• RECORD EXCERPTS
########
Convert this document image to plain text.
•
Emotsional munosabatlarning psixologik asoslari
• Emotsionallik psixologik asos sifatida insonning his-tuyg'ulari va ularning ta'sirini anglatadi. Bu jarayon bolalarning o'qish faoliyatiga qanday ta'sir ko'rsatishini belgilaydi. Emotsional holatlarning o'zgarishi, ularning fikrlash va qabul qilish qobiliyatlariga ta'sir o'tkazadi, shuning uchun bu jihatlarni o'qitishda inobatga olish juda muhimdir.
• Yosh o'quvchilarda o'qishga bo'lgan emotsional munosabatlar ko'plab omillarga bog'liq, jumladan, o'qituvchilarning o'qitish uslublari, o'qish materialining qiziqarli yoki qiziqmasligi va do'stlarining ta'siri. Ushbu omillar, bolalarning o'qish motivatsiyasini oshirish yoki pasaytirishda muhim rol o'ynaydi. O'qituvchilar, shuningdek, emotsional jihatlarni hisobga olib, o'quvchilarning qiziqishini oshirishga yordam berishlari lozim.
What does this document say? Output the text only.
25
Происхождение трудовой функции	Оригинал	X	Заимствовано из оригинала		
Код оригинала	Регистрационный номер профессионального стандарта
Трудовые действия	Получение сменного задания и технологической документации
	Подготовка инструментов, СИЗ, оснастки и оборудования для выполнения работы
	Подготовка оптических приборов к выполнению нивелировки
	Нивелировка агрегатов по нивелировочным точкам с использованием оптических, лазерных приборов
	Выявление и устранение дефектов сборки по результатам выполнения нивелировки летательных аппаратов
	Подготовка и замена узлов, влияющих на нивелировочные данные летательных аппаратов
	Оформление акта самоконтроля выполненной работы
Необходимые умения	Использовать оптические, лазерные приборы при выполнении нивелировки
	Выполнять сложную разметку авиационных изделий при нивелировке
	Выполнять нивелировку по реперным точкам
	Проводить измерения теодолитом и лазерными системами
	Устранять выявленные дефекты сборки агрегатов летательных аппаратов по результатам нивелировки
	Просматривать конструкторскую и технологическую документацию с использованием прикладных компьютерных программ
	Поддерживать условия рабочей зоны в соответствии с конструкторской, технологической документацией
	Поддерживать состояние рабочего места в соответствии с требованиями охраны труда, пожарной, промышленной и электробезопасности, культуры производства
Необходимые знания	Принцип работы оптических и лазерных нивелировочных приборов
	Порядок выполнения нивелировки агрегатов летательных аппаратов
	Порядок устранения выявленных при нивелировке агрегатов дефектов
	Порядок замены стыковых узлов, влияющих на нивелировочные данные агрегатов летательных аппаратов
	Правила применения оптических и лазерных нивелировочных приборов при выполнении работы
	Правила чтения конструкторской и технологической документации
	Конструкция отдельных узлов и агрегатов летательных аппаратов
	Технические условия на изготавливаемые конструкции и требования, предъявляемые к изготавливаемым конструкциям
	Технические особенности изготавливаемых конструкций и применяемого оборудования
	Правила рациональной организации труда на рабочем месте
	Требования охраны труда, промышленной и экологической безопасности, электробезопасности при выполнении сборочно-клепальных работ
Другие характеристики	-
########
• JOB
Find every line above that contains the word "охраны", and return each one.

• COMPLETE OUTPUT
	Поддерживать состояние рабочего места в соответствии с требованиями охраны труда, пожарной, промышленной и электробезопасности, культуры производства
	Требования охраны труда, промышленной и экологической безопасности, электробезопасности при выполнении сборочно-клепальных работ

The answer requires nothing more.